#### DATA IN THIS EXERCISE
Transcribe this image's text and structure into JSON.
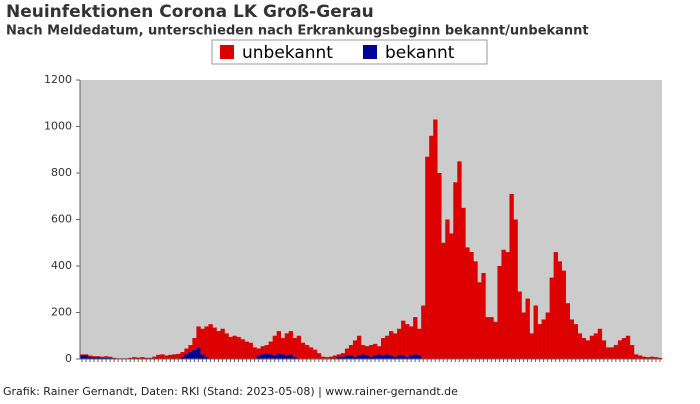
{
  "chart_data": {
    "type": "stacked_bar",
    "title": "Neuinfektionen Corona LK Groß-Gerau",
    "subtitle": "Nach Meldedatum, unterschieden nach Erkrankungsbeginn bekannt/unbekannt",
    "footer": "Grafik: Rainer Gernandt, Daten: RKI (Stand: 2023-05-08) | www.rainer-gernandt.de",
    "categories": [
      null,
      null,
      null,
      null,
      null,
      null,
      null,
      null,
      null,
      null,
      null,
      null,
      null,
      null,
      null,
      null,
      null,
      null,
      null,
      null,
      null,
      null,
      null,
      null,
      null,
      null,
      null,
      null,
      null,
      null,
      null,
      null,
      null,
      null,
      null,
      null,
      null,
      null,
      null,
      null,
      null,
      null,
      null,
      null,
      null,
      null,
      null,
      null,
      null,
      null,
      null,
      null,
      null,
      null,
      null,
      null,
      null,
      null,
      null,
      null,
      null,
      null,
      null,
      null,
      null,
      null,
      null,
      null,
      null,
      null,
      null,
      null,
      null,
      null,
      null,
      null,
      null,
      null,
      null,
      null,
      null,
      null,
      null,
      null,
      null,
      null,
      null,
      null,
      null,
      null,
      null,
      null,
      null,
      null,
      null,
      null,
      null,
      null,
      null,
      null,
      null,
      null,
      null,
      null,
      null,
      null,
      null,
      null,
      null,
      null,
      null,
      null,
      null,
      null,
      null,
      null,
      null,
      null,
      null,
      null,
      null,
      null,
      null,
      null,
      null,
      null,
      null,
      null,
      null,
      null,
      null,
      null,
      null,
      null,
      null,
      null,
      null,
      null,
      null,
      null,
      null,
      null,
      null,
      null,
      null
    ],
    "series": [
      {
        "name": "unbekannt",
        "color": "#dd0000",
        "values": [
          5,
          5,
          5,
          4,
          4,
          4,
          7,
          5,
          5,
          3,
          3,
          3,
          5,
          8,
          6,
          8,
          5,
          5,
          10,
          18,
          20,
          15,
          18,
          20,
          22,
          20,
          25,
          30,
          50,
          90,
          110,
          130,
          150,
          135,
          120,
          130,
          110,
          95,
          100,
          95,
          85,
          75,
          70,
          50,
          30,
          35,
          35,
          55,
          85,
          95,
          70,
          95,
          100,
          80,
          100,
          70,
          60,
          50,
          40,
          25,
          10,
          8,
          10,
          15,
          10,
          15,
          30,
          45,
          70,
          85,
          40,
          40,
          50,
          50,
          35,
          75,
          80,
          105,
          100,
          115,
          150,
          140,
          125,
          160,
          115,
          230,
          870,
          960,
          1030,
          800,
          500,
          600,
          540,
          760,
          850,
          650,
          480,
          460,
          420,
          330,
          370,
          180,
          180,
          160,
          400,
          470,
          460,
          710,
          600,
          290,
          200,
          260,
          110,
          230,
          150,
          170,
          200,
          350,
          460,
          420,
          380,
          240,
          170,
          150,
          110,
          90,
          80,
          100,
          110,
          130,
          80,
          50,
          50,
          60,
          80,
          90,
          100,
          60,
          20,
          15,
          10,
          8,
          10,
          8,
          5
        ]
      },
      {
        "name": "bekannt",
        "color": "#000099",
        "values": [
          15,
          15,
          10,
          8,
          8,
          6,
          5,
          5,
          0,
          0,
          0,
          0,
          0,
          0,
          0,
          0,
          0,
          0,
          0,
          0,
          0,
          0,
          0,
          0,
          0,
          10,
          20,
          30,
          40,
          50,
          20,
          10,
          0,
          0,
          0,
          0,
          0,
          0,
          0,
          0,
          0,
          0,
          0,
          0,
          15,
          20,
          25,
          20,
          15,
          25,
          20,
          15,
          20,
          10,
          0,
          0,
          0,
          0,
          0,
          0,
          0,
          0,
          0,
          0,
          10,
          10,
          15,
          15,
          10,
          15,
          20,
          15,
          10,
          15,
          20,
          15,
          20,
          15,
          10,
          15,
          15,
          10,
          15,
          20,
          15,
          0,
          0,
          0,
          0,
          0,
          0,
          0,
          0,
          0,
          0,
          0,
          0,
          0,
          0,
          0,
          0,
          0,
          0,
          0,
          0,
          0,
          0,
          0,
          0,
          0,
          0,
          0,
          0,
          0,
          0,
          0,
          0,
          0,
          0,
          0,
          0,
          0,
          0,
          0,
          0,
          0,
          0,
          0,
          0,
          0,
          0,
          0,
          0,
          0,
          0,
          0,
          0,
          0,
          0,
          0,
          0,
          0,
          0,
          0,
          0
        ]
      }
    ],
    "ylim": [
      0,
      1200
    ],
    "yticks": [
      0,
      200,
      400,
      600,
      800,
      1000,
      1200
    ],
    "grid": false,
    "plot_background": "#cccccc"
  }
}
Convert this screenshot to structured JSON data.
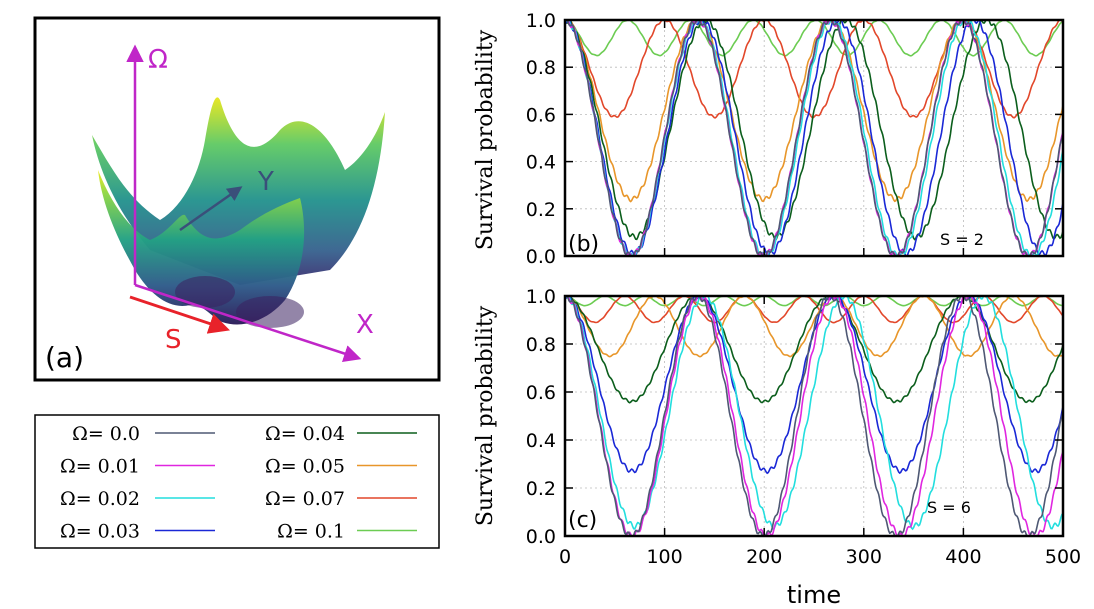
{
  "panel_a": {
    "tag": "(a)",
    "axis_omega": "Ω",
    "axis_x": "X",
    "axis_y": "Y",
    "axis_s": "S",
    "colors": {
      "axis": "#c026c8",
      "s_arrow": "#e8222a"
    }
  },
  "legend": {
    "entries": [
      {
        "label": "Ω= 0.0",
        "color": "#4e5874"
      },
      {
        "label": "Ω= 0.04",
        "color": "#0b5e1c"
      },
      {
        "label": "Ω= 0.01",
        "color": "#e026e0"
      },
      {
        "label": "Ω= 0.05",
        "color": "#e8962a"
      },
      {
        "label": "Ω= 0.02",
        "color": "#22dede"
      },
      {
        "label": "Ω= 0.07",
        "color": "#e2472a"
      },
      {
        "label": "Ω= 0.03",
        "color": "#1a28d6"
      },
      {
        "label": "Ω= 0.1",
        "color": "#6ccc52"
      }
    ]
  },
  "chart_data": [
    {
      "type": "line",
      "panel": "(b)",
      "annotation": "S = 2",
      "ylabel": "Survival probability",
      "xlabel": "",
      "xlim": [
        0,
        500
      ],
      "ylim": [
        0,
        1
      ],
      "yticks": [
        "0.0",
        "0.2",
        "0.4",
        "0.6",
        "0.8",
        "1.0"
      ],
      "grid": true,
      "series": [
        {
          "name": "Ω= 0.0",
          "color": "#4e5874",
          "min": 0.0,
          "period": 133
        },
        {
          "name": "Ω= 0.01",
          "color": "#e026e0",
          "min": 0.0,
          "period": 133
        },
        {
          "name": "Ω= 0.02",
          "color": "#22dede",
          "min": 0.0,
          "period": 134
        },
        {
          "name": "Ω= 0.03",
          "color": "#1a28d6",
          "min": 0.01,
          "period": 137
        },
        {
          "name": "Ω= 0.04",
          "color": "#0b5e1c",
          "min": 0.08,
          "period": 141
        },
        {
          "name": "Ω= 0.05",
          "color": "#e8962a",
          "min": 0.24,
          "period": 133
        },
        {
          "name": "Ω= 0.07",
          "color": "#e2472a",
          "min": 0.59,
          "period": 100
        },
        {
          "name": "Ω= 0.1",
          "color": "#6ccc52",
          "min": 0.85,
          "period": 63
        }
      ]
    },
    {
      "type": "line",
      "panel": "(c)",
      "annotation": "S = 6",
      "ylabel": "Survival probability",
      "xlabel": "time",
      "xlim": [
        0,
        500
      ],
      "ylim": [
        0,
        1
      ],
      "xticks": [
        "0",
        "100",
        "200",
        "300",
        "400",
        "500"
      ],
      "yticks": [
        "0.0",
        "0.2",
        "0.4",
        "0.6",
        "0.8",
        "1.0"
      ],
      "grid": true,
      "series": [
        {
          "name": "Ω= 0.0",
          "color": "#4e5874",
          "min": 0.0,
          "period": 133
        },
        {
          "name": "Ω= 0.01",
          "color": "#e026e0",
          "min": 0.0,
          "period": 135
        },
        {
          "name": "Ω= 0.02",
          "color": "#22dede",
          "min": 0.04,
          "period": 140
        },
        {
          "name": "Ω= 0.03",
          "color": "#1a28d6",
          "min": 0.27,
          "period": 135
        },
        {
          "name": "Ω= 0.04",
          "color": "#0b5e1c",
          "min": 0.56,
          "period": 133
        },
        {
          "name": "Ω= 0.05",
          "color": "#e8962a",
          "min": 0.75,
          "period": 90
        },
        {
          "name": "Ω= 0.07",
          "color": "#e2472a",
          "min": 0.89,
          "period": 60
        },
        {
          "name": "Ω= 0.1",
          "color": "#6ccc52",
          "min": 0.96,
          "period": 40
        }
      ]
    }
  ]
}
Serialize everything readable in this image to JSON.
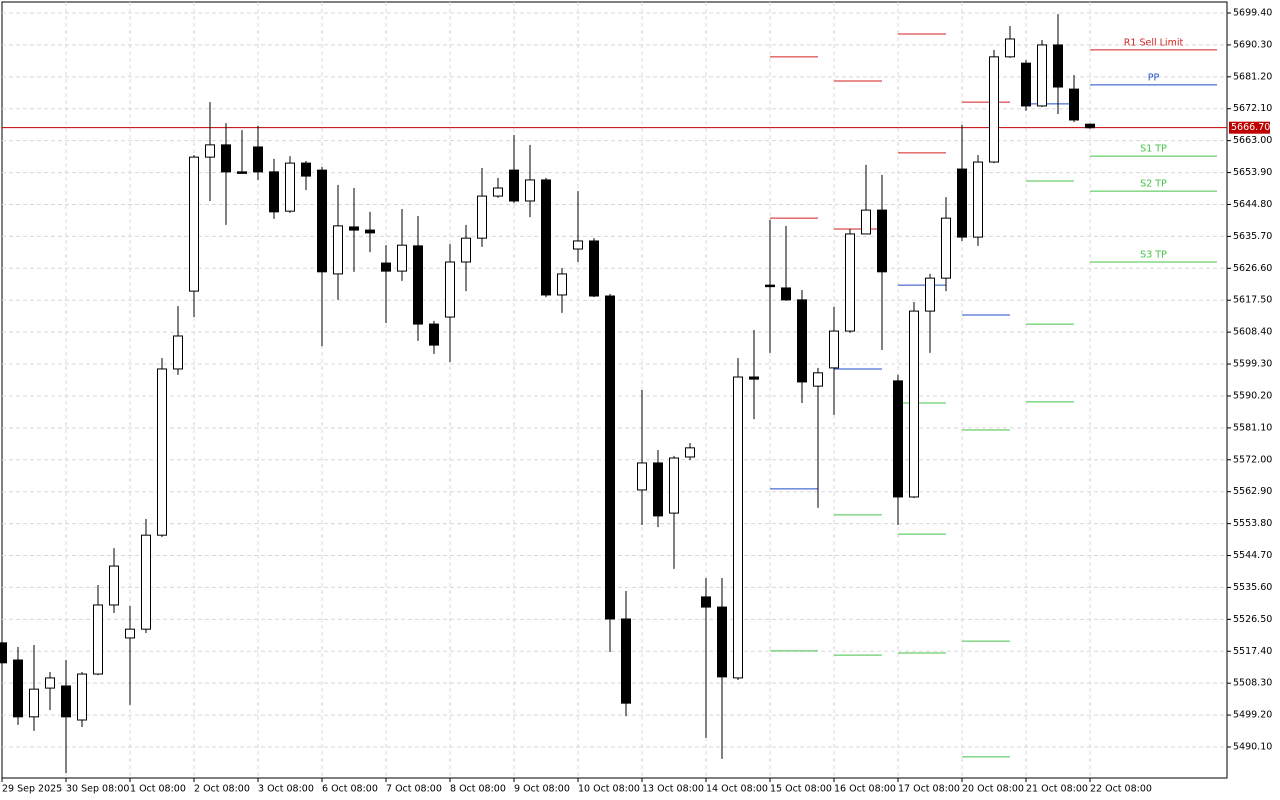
{
  "chart_data": {
    "type": "candlestick",
    "categories": [
      "29 Sep 2025",
      null,
      null,
      null,
      "30 Sep 08:00",
      null,
      null,
      null,
      "1 Oct 08:00",
      null,
      null,
      null,
      "2 Oct 08:00",
      null,
      null,
      null,
      "3 Oct 08:00",
      null,
      null,
      null,
      "6 Oct 08:00",
      null,
      null,
      null,
      "7 Oct 08:00",
      null,
      null,
      null,
      "8 Oct 08:00",
      null,
      null,
      null,
      "9 Oct 08:00",
      null,
      null,
      null,
      "10 Oct 08:00",
      null,
      null,
      null,
      "13 Oct 08:00",
      null,
      null,
      null,
      "14 Oct 08:00",
      null,
      null,
      null,
      "15 Oct 08:00",
      null,
      null,
      null,
      "16 Oct 08:00",
      null,
      null,
      null,
      "17 Oct 08:00",
      null,
      null,
      null,
      "20 Oct 08:00",
      null,
      null,
      null,
      "21 Oct 08:00",
      null,
      null,
      null,
      "22 Oct 08:00"
    ],
    "open": [
      5519.8,
      5514.9,
      5498.7,
      5506.9,
      5507.5,
      5497.8,
      5510.9,
      5530.6,
      5521.2,
      5523.7,
      5550.5,
      5597.9,
      5620.1,
      5658.3,
      5661.8,
      5654.1,
      5661.2,
      5654.1,
      5642.9,
      5656.6,
      5654.6,
      5625.0,
      5638.4,
      5637.5,
      5628.1,
      5625.8,
      5633.0,
      5610.7,
      5612.7,
      5628.4,
      5635.2,
      5647.2,
      5654.6,
      5645.8,
      5651.8,
      5619.0,
      5632.1,
      5634.4,
      5618.7,
      5526.6,
      5563.4,
      5571.1,
      5556.8,
      5572.8,
      5532.9,
      5530.0,
      5509.8,
      5595.6,
      5621.8,
      5621.0,
      5617.6,
      5593.0,
      5598.2,
      5608.7,
      5636.4,
      5643.2,
      5594.5,
      5561.4,
      5614.4,
      5623.8,
      5654.9,
      5635.5,
      5656.9,
      5686.9,
      5685.1,
      5672.9,
      5690.3,
      5677.7,
      5667.7
    ],
    "high": [
      5519.8,
      5518.6,
      5519.2,
      5511.5,
      5514.9,
      5511.5,
      5536.3,
      5546.8,
      5530.3,
      5555.1,
      5601.0,
      5615.8,
      5658.9,
      5674.0,
      5668.0,
      5666.0,
      5667.2,
      5657.8,
      5658.6,
      5657.2,
      5655.5,
      5650.4,
      5649.5,
      5642.7,
      5633.2,
      5643.5,
      5641.5,
      5611.6,
      5633.5,
      5639.0,
      5655.2,
      5652.4,
      5664.6,
      5661.8,
      5652.4,
      5626.7,
      5648.6,
      5635.2,
      5619.3,
      5534.6,
      5591.9,
      5574.8,
      5573.1,
      5576.8,
      5538.3,
      5538.3,
      5601.0,
      5609.0,
      5640.4,
      5638.7,
      5620.4,
      5598.2,
      5615.6,
      5637.8,
      5656.1,
      5653.2,
      5596.2,
      5617.0,
      5625.0,
      5646.9,
      5667.5,
      5658.9,
      5688.9,
      5695.7,
      5686.0,
      5691.7,
      5699.1,
      5681.7,
      5667.9
    ],
    "low": [
      5514.1,
      5496.4,
      5494.7,
      5500.6,
      5482.7,
      5495.8,
      5510.6,
      5528.3,
      5502.1,
      5522.6,
      5550.0,
      5596.2,
      5612.7,
      5645.8,
      5639.0,
      5653.8,
      5651.8,
      5640.7,
      5642.4,
      5648.9,
      5604.4,
      5617.6,
      5625.6,
      5631.2,
      5611.0,
      5623.0,
      5605.9,
      5602.2,
      5599.9,
      5620.1,
      5632.7,
      5646.7,
      5645.2,
      5641.2,
      5618.4,
      5613.9,
      5628.4,
      5618.4,
      5517.2,
      5498.9,
      5553.4,
      5552.8,
      5540.9,
      5571.9,
      5492.7,
      5486.7,
      5509.2,
      5583.6,
      5602.5,
      5617.3,
      5588.2,
      5558.3,
      5584.8,
      5608.2,
      5636.4,
      5603.3,
      5553.4,
      5561.1,
      5602.5,
      5620.1,
      5634.4,
      5633.0,
      5656.6,
      5686.6,
      5671.5,
      5672.6,
      5670.6,
      5668.3,
      5666.4
    ],
    "close": [
      5514.1,
      5498.7,
      5506.6,
      5509.8,
      5498.7,
      5510.9,
      5530.6,
      5541.7,
      5523.7,
      5550.5,
      5597.9,
      5607.3,
      5658.3,
      5661.8,
      5654.1,
      5653.8,
      5654.1,
      5642.7,
      5656.6,
      5652.9,
      5625.6,
      5638.7,
      5637.5,
      5636.7,
      5625.8,
      5633.2,
      5610.7,
      5604.7,
      5628.4,
      5635.2,
      5647.2,
      5649.5,
      5645.8,
      5651.8,
      5619.0,
      5625.0,
      5634.4,
      5618.7,
      5526.6,
      5502.6,
      5571.1,
      5556.0,
      5572.5,
      5575.4,
      5530.0,
      5510.1,
      5595.6,
      5595.0,
      5621.6,
      5617.6,
      5594.2,
      5596.8,
      5608.7,
      5636.4,
      5643.2,
      5625.6,
      5561.4,
      5614.4,
      5623.8,
      5640.9,
      5635.5,
      5656.9,
      5686.9,
      5692.0,
      5672.9,
      5690.3,
      5678.3,
      5668.9,
      5666.7
    ],
    "up_color": "#ffffff",
    "down_color": "#000000",
    "ylim": [
      5481.26,
      5702.54
    ],
    "yticks": [
      {
        "value": 5699.4,
        "label": "5699.40"
      },
      {
        "value": 5690.3,
        "label": "5690.30"
      },
      {
        "value": 5681.2,
        "label": "5681.20"
      },
      {
        "value": 5672.1,
        "label": "5672.10"
      },
      {
        "value": 5663.0,
        "label": "5663.00"
      },
      {
        "value": 5653.9,
        "label": "5653.90"
      },
      {
        "value": 5644.8,
        "label": "5644.80"
      },
      {
        "value": 5635.7,
        "label": "5635.70"
      },
      {
        "value": 5626.6,
        "label": "5626.60"
      },
      {
        "value": 5617.5,
        "label": "5617.50"
      },
      {
        "value": 5608.4,
        "label": "5608.40"
      },
      {
        "value": 5599.3,
        "label": "5599.30"
      },
      {
        "value": 5590.2,
        "label": "5590.20"
      },
      {
        "value": 5581.1,
        "label": "5581.10"
      },
      {
        "value": 5572.0,
        "label": "5572.00"
      },
      {
        "value": 5562.9,
        "label": "5562.90"
      },
      {
        "value": 5553.8,
        "label": "5553.80"
      },
      {
        "value": 5544.7,
        "label": "5544.70"
      },
      {
        "value": 5535.6,
        "label": "5535.60"
      },
      {
        "value": 5526.5,
        "label": "5526.50"
      },
      {
        "value": 5517.4,
        "label": "5517.40"
      },
      {
        "value": 5508.3,
        "label": "5508.30"
      },
      {
        "value": 5499.2,
        "label": "5499.20"
      },
      {
        "value": 5490.1,
        "label": "5490.10"
      }
    ],
    "grid": true,
    "current_price": {
      "value": 5666.7,
      "label": "5666.70",
      "color": "#c00000"
    },
    "pivot_levels": [
      [
        {
          "value": 5686.9,
          "color": "#d41e1e"
        },
        {
          "value": 5640.9,
          "color": "#d41e1e"
        },
        {
          "value": 5563.7,
          "color": "#1f4dc8"
        },
        {
          "value": 5517.5,
          "color": "#46c346"
        }
      ],
      [
        {
          "value": 5680.0,
          "color": "#d41e1e"
        },
        {
          "value": 5637.8,
          "color": "#d41e1e"
        },
        {
          "value": 5597.9,
          "color": "#1f4dc8"
        },
        {
          "value": 5556.3,
          "color": "#46c346"
        },
        {
          "value": 5516.3,
          "color": "#46c346"
        }
      ],
      [
        {
          "value": 5693.4,
          "color": "#d41e1e"
        },
        {
          "value": 5659.5,
          "color": "#d41e1e"
        },
        {
          "value": 5621.8,
          "color": "#1f4dc8"
        },
        {
          "value": 5588.2,
          "color": "#46c346"
        },
        {
          "value": 5550.8,
          "color": "#46c346"
        },
        {
          "value": 5516.9,
          "color": "#46c346"
        }
      ],
      [
        {
          "value": 5674.0,
          "color": "#d41e1e"
        },
        {
          "value": 5613.3,
          "color": "#1f4dc8"
        },
        {
          "value": 5580.5,
          "color": "#46c346"
        },
        {
          "value": 5520.3,
          "color": "#46c346"
        },
        {
          "value": 5487.3,
          "color": "#46c346"
        }
      ],
      [
        {
          "value": 5673.5,
          "color": "#1f4dc8"
        },
        {
          "value": 5651.5,
          "color": "#46c346"
        },
        {
          "value": 5610.7,
          "color": "#46c346"
        },
        {
          "value": 5588.5,
          "color": "#46c346"
        }
      ]
    ],
    "labeled_levels": [
      {
        "label": "R1 Sell Limit",
        "value": 5688.9,
        "color": "#d41e1e"
      },
      {
        "label": "PP",
        "value": 5678.9,
        "color": "#1f4dc8"
      },
      {
        "label": "S1 TP",
        "value": 5658.6,
        "color": "#46c346"
      },
      {
        "label": "S2 TP",
        "value": 5648.6,
        "color": "#46c346"
      },
      {
        "label": "S3 TP",
        "value": 5628.4,
        "color": "#46c346"
      }
    ]
  }
}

#### WRITTEN PROBLEM
How many lines of the listing above include the word "grid"? State the number and nothing else.

#### RESULT OF THIS EXERCISE
4